━━━━━ Given records

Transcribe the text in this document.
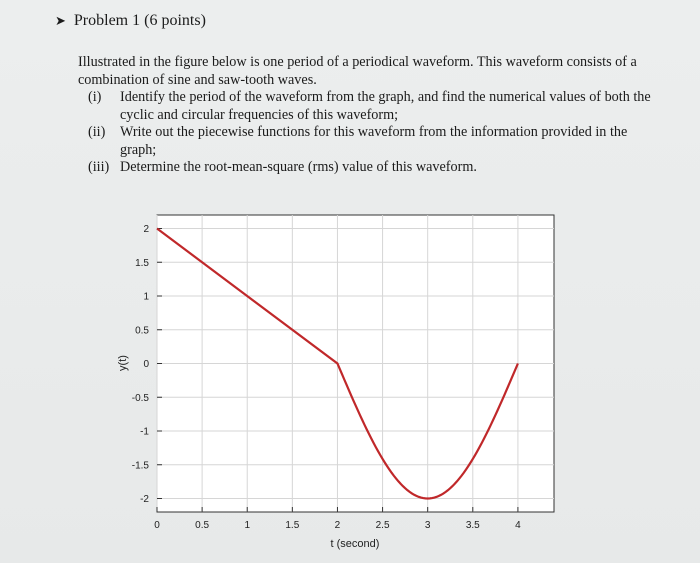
➤ Problem 1 (6 points)

Illustrated in the figure below is one period of a periodical waveform. This waveform consists of a combination of sine and saw-tooth waves.

(i) Identify the period of the waveform from the graph, and find the numerical values of both the cyclic and circular frequencies of this waveform;
(ii) Write out the piecewise functions for this waveform from the information provided in the graph;
(iii) Determine the root-mean-square (rms) value of this waveform.
0	0.5	1	1.5	2	2.5	3	3.5	4
2
1.5
1
0.5
0
-0.5
-1
-1.5
-2
t (second)
y(t)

━━━━━━━━━━

- _Stated problem_:
Print out the lines exactly, skipping any picture.

- _Output_:
Transcribe the text in this document.
➤ Problem 1 (6 points)

Illustrated in the figure below is one period of a periodical waveform. This waveform consists of a combination of sine and saw-tooth waves.

(i) Identify the period of the waveform from the graph, and find the numerical values of both the cyclic and circular frequencies of this waveform;
(ii) Write out the piecewise functions for this waveform from the information provided in the graph;
(iii) Determine the root-mean-square (rms) value of this waveform.
0	0.5	1	1.5	2	2.5	3	3.5	4
2
1.5
1
0.5
0
-0.5
-1
-1.5
-2
t (second)
y(t)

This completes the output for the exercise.